**Exercise description:** Read the records below and copy each line that contains "Index".
-- Begin Supplied records --
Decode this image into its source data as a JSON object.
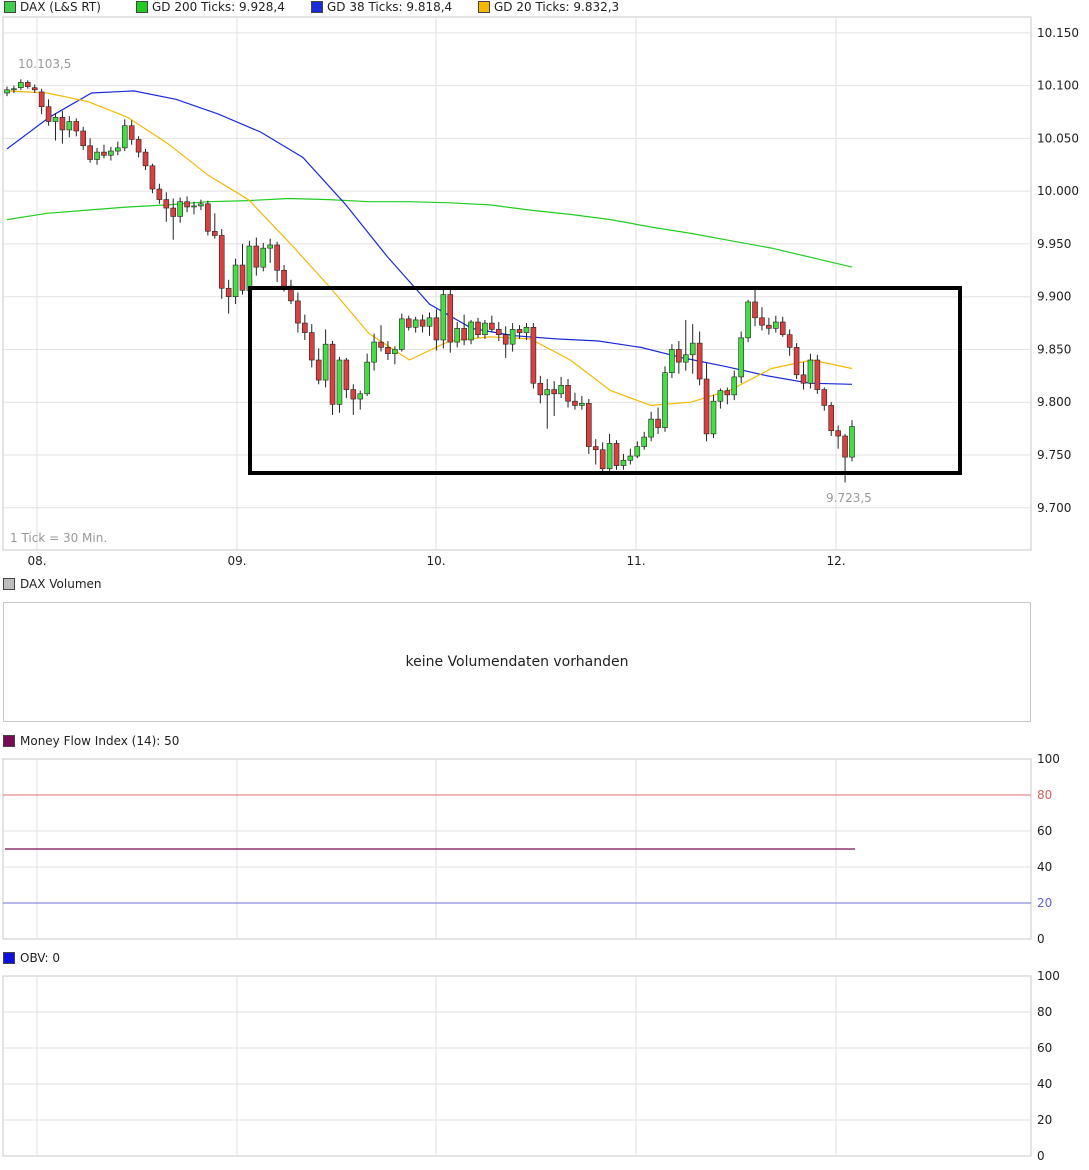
{
  "legend": [
    {
      "label": "DAX (L&S RT)",
      "color": "#3fce4e"
    },
    {
      "label": "GD 200 Ticks: 9.928,4",
      "color": "#22cc22"
    },
    {
      "label": "GD 38 Ticks: 9.818,4",
      "color": "#1a2bd8"
    },
    {
      "label": "GD 20 Ticks: 9.832,3",
      "color": "#f5b800"
    }
  ],
  "tick_note": "1 Tick = 30 Min.",
  "high_label": "10.103,5",
  "low_label": "9.723,5",
  "volume_panel": {
    "label": "DAX Volumen",
    "swatch": "#bdbdbd",
    "message": "keine Volumendaten vorhanden"
  },
  "mfi_panel": {
    "label": "Money Flow Index (14): 50",
    "swatch": "#7a0a55",
    "y_ticks": [
      "100",
      "80",
      "60",
      "40",
      "20",
      "0"
    ]
  },
  "obv_panel": {
    "label": "OBV: 0",
    "swatch": "#1010dd",
    "y_ticks": [
      "100",
      "80",
      "60",
      "40",
      "20",
      "0"
    ]
  },
  "chart_data": [
    {
      "type": "candlestick",
      "x_ticks": [
        "08.",
        "09.",
        "10.",
        "11.",
        "12."
      ],
      "y_ticks": [
        "10.150",
        "10.100",
        "10.050",
        "10.000",
        "9.950",
        "9.900",
        "9.850",
        "9.800",
        "9.750",
        "9.700"
      ],
      "ylim": [
        9660,
        10165
      ],
      "grid": true,
      "up_color": "#44dd44",
      "down_color": "#d94040",
      "candles": [
        [
          10093,
          10099,
          10090,
          10096
        ],
        [
          10096,
          10100,
          10093,
          10097
        ],
        [
          10098,
          10106,
          10096,
          10103
        ],
        [
          10103,
          10105,
          10097,
          10099
        ],
        [
          10098,
          10101,
          10093,
          10096
        ],
        [
          10094,
          10097,
          10073,
          10080
        ],
        [
          10080,
          10087,
          10062,
          10066
        ],
        [
          10066,
          10074,
          10048,
          10070
        ],
        [
          10070,
          10076,
          10045,
          10058
        ],
        [
          10058,
          10071,
          10051,
          10066
        ],
        [
          10066,
          10069,
          10052,
          10057
        ],
        [
          10057,
          10061,
          10039,
          10043
        ],
        [
          10043,
          10050,
          10027,
          10030
        ],
        [
          10030,
          10041,
          10025,
          10037
        ],
        [
          10037,
          10044,
          10031,
          10034
        ],
        [
          10034,
          10042,
          10029,
          10038
        ],
        [
          10038,
          10047,
          10034,
          10041
        ],
        [
          10041,
          10068,
          10038,
          10062
        ],
        [
          10062,
          10067,
          10044,
          10049
        ],
        [
          10049,
          10052,
          10032,
          10037
        ],
        [
          10037,
          10040,
          10020,
          10024
        ],
        [
          10024,
          10026,
          9998,
          10002
        ],
        [
          10002,
          10007,
          9988,
          9992
        ],
        [
          9992,
          9999,
          9971,
          9984
        ],
        [
          9984,
          9993,
          9954,
          9976
        ],
        [
          9976,
          9994,
          9970,
          9990
        ],
        [
          9990,
          9995,
          9980,
          9985
        ],
        [
          9985,
          9990,
          9978,
          9986
        ],
        [
          9986,
          9992,
          9982,
          9988
        ],
        [
          9988,
          9991,
          9958,
          9962
        ],
        [
          9962,
          9979,
          9955,
          9958
        ],
        [
          9958,
          9964,
          9898,
          9908
        ],
        [
          9908,
          9916,
          9884,
          9900
        ],
        [
          9900,
          9936,
          9893,
          9930
        ],
        [
          9930,
          9950,
          9902,
          9906
        ],
        [
          9906,
          9953,
          9900,
          9948
        ],
        [
          9948,
          9956,
          9920,
          9928
        ],
        [
          9928,
          9951,
          9924,
          9946
        ],
        [
          9946,
          9955,
          9932,
          9949
        ],
        [
          9949,
          9952,
          9914,
          9925
        ],
        [
          9925,
          9930,
          9905,
          9910
        ],
        [
          9910,
          9916,
          9893,
          9896
        ],
        [
          9896,
          9904,
          9866,
          9875
        ],
        [
          9875,
          9883,
          9859,
          9866
        ],
        [
          9866,
          9874,
          9833,
          9840
        ],
        [
          9840,
          9851,
          9817,
          9821
        ],
        [
          9821,
          9869,
          9814,
          9855
        ],
        [
          9855,
          9858,
          9788,
          9798
        ],
        [
          9798,
          9843,
          9790,
          9840
        ],
        [
          9840,
          9842,
          9804,
          9812
        ],
        [
          9812,
          9817,
          9788,
          9803
        ],
        [
          9803,
          9811,
          9793,
          9808
        ],
        [
          9808,
          9846,
          9806,
          9838
        ],
        [
          9838,
          9865,
          9830,
          9857
        ],
        [
          9857,
          9873,
          9848,
          9852
        ],
        [
          9852,
          9858,
          9840,
          9846
        ],
        [
          9846,
          9853,
          9836,
          9850
        ],
        [
          9850,
          9884,
          9848,
          9879
        ],
        [
          9879,
          9882,
          9868,
          9871
        ],
        [
          9871,
          9881,
          9866,
          9878
        ],
        [
          9878,
          9883,
          9866,
          9872
        ],
        [
          9872,
          9885,
          9863,
          9880
        ],
        [
          9880,
          9888,
          9849,
          9859
        ],
        [
          9859,
          9908,
          9851,
          9902
        ],
        [
          9902,
          9910,
          9847,
          9857
        ],
        [
          9857,
          9876,
          9852,
          9870
        ],
        [
          9870,
          9883,
          9854,
          9859
        ],
        [
          9859,
          9878,
          9855,
          9876
        ],
        [
          9876,
          9880,
          9861,
          9864
        ],
        [
          9864,
          9878,
          9860,
          9875
        ],
        [
          9875,
          9882,
          9866,
          9869
        ],
        [
          9869,
          9876,
          9858,
          9864
        ],
        [
          9864,
          9872,
          9842,
          9855
        ],
        [
          9855,
          9875,
          9848,
          9869
        ],
        [
          9869,
          9873,
          9860,
          9866
        ],
        [
          9866,
          9875,
          9859,
          9871
        ],
        [
          9871,
          9875,
          9813,
          9818
        ],
        [
          9818,
          9825,
          9799,
          9807
        ],
        [
          9807,
          9822,
          9775,
          9812
        ],
        [
          9812,
          9820,
          9787,
          9808
        ],
        [
          9808,
          9824,
          9804,
          9816
        ],
        [
          9816,
          9822,
          9795,
          9801
        ],
        [
          9801,
          9809,
          9793,
          9797
        ],
        [
          9797,
          9806,
          9793,
          9799
        ],
        [
          9799,
          9803,
          9751,
          9758
        ],
        [
          9758,
          9765,
          9741,
          9755
        ],
        [
          9755,
          9762,
          9733,
          9737
        ],
        [
          9737,
          9770,
          9735,
          9761
        ],
        [
          9761,
          9764,
          9736,
          9740
        ],
        [
          9740,
          9751,
          9736,
          9745
        ],
        [
          9745,
          9756,
          9741,
          9749
        ],
        [
          9749,
          9763,
          9747,
          9758
        ],
        [
          9758,
          9772,
          9755,
          9767
        ],
        [
          9767,
          9791,
          9763,
          9784
        ],
        [
          9784,
          9795,
          9770,
          9776
        ],
        [
          9776,
          9834,
          9772,
          9828
        ],
        [
          9828,
          9855,
          9823,
          9850
        ],
        [
          9850,
          9858,
          9827,
          9838
        ],
        [
          9838,
          9878,
          9830,
          9845
        ],
        [
          9845,
          9874,
          9827,
          9856
        ],
        [
          9856,
          9867,
          9816,
          9822
        ],
        [
          9822,
          9837,
          9763,
          9770
        ],
        [
          9770,
          9807,
          9766,
          9801
        ],
        [
          9801,
          9813,
          9794,
          9811
        ],
        [
          9811,
          9814,
          9798,
          9807
        ],
        [
          9807,
          9830,
          9802,
          9824
        ],
        [
          9824,
          9867,
          9818,
          9861
        ],
        [
          9861,
          9897,
          9857,
          9895
        ],
        [
          9895,
          9907,
          9872,
          9880
        ],
        [
          9880,
          9890,
          9868,
          9873
        ],
        [
          9873,
          9880,
          9864,
          9870
        ],
        [
          9870,
          9882,
          9866,
          9876
        ],
        [
          9876,
          9881,
          9862,
          9864
        ],
        [
          9864,
          9869,
          9844,
          9852
        ],
        [
          9852,
          9856,
          9822,
          9826
        ],
        [
          9826,
          9838,
          9812,
          9818
        ],
        [
          9818,
          9846,
          9813,
          9840
        ],
        [
          9840,
          9845,
          9808,
          9812
        ],
        [
          9812,
          9814,
          9792,
          9797
        ],
        [
          9797,
          9800,
          9768,
          9773
        ],
        [
          9773,
          9778,
          9756,
          9768
        ],
        [
          9768,
          9770,
          9724,
          9748
        ],
        [
          9748,
          9783,
          9744,
          9777
        ]
      ],
      "ma_series": [
        {
          "values": [
            9973,
            9979,
            9982,
            9985,
            9987,
            9990,
            9991,
            9993,
            9992,
            9990,
            9990,
            9989,
            9987,
            9982,
            9978,
            9973,
            9966,
            9960,
            9953,
            9946,
            9937,
            9928
          ],
          "color": "#22cc22"
        },
        {
          "values": [
            10040,
            10070,
            10093,
            10095,
            10087,
            10073,
            10056,
            10032,
            9988,
            9938,
            9893,
            9870,
            9863,
            9860,
            9858,
            9852,
            9842,
            9834,
            9825,
            9818,
            9817
          ],
          "color": "#1a2bd8"
        },
        {
          "values": [
            10095,
            10093,
            10085,
            10070,
            10045,
            10015,
            9992,
            9952,
            9910,
            9865,
            9840,
            9858,
            9862,
            9860,
            9840,
            9811,
            9797,
            9800,
            9812,
            9832,
            9840,
            9832
          ],
          "color": "#f5b800"
        }
      ]
    },
    {
      "type": "line",
      "title": "Money Flow Index (14): 50",
      "ylim": [
        0,
        100
      ],
      "y_ticks": [
        "100",
        "80",
        "60",
        "40",
        "20",
        "0"
      ],
      "reference_lines": [
        80,
        20
      ],
      "values": [
        50
      ]
    },
    {
      "type": "line",
      "title": "OBV: 0",
      "ylim": [
        0,
        100
      ],
      "y_ticks": [
        "100",
        "80",
        "60",
        "40",
        "20",
        "0"
      ],
      "values": []
    }
  ]
}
-- End Supplied records --
**Answer to this problem:**
    "label": "Money Flow Index (14): 50",
      "title": "Money Flow Index (14): 50",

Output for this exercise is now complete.